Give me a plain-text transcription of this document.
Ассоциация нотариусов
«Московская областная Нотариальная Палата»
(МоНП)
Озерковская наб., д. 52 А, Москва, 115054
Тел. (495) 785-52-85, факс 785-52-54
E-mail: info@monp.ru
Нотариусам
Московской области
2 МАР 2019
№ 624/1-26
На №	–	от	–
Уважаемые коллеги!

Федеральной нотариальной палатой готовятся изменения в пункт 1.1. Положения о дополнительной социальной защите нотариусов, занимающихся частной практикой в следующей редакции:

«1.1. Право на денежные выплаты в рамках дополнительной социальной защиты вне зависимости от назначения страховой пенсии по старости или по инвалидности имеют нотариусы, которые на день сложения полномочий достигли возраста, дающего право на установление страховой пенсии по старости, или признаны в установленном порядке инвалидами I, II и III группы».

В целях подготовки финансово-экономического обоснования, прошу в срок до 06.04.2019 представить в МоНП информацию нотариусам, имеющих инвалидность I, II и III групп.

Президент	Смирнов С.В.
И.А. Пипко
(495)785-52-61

──────────────────────────────

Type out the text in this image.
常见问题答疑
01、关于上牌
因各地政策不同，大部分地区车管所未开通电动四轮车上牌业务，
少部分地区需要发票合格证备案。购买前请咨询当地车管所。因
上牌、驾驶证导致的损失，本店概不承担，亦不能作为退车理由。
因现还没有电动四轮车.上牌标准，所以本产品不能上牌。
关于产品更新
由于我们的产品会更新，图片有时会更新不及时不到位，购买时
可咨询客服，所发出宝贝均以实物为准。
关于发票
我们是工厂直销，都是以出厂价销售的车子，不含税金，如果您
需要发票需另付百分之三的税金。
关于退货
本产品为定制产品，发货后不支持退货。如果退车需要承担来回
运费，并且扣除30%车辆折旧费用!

──────────────────────────────

Among the lines of the data above, determine how many contain the word "социальной". Report the number alone.

▶ Complete output:
2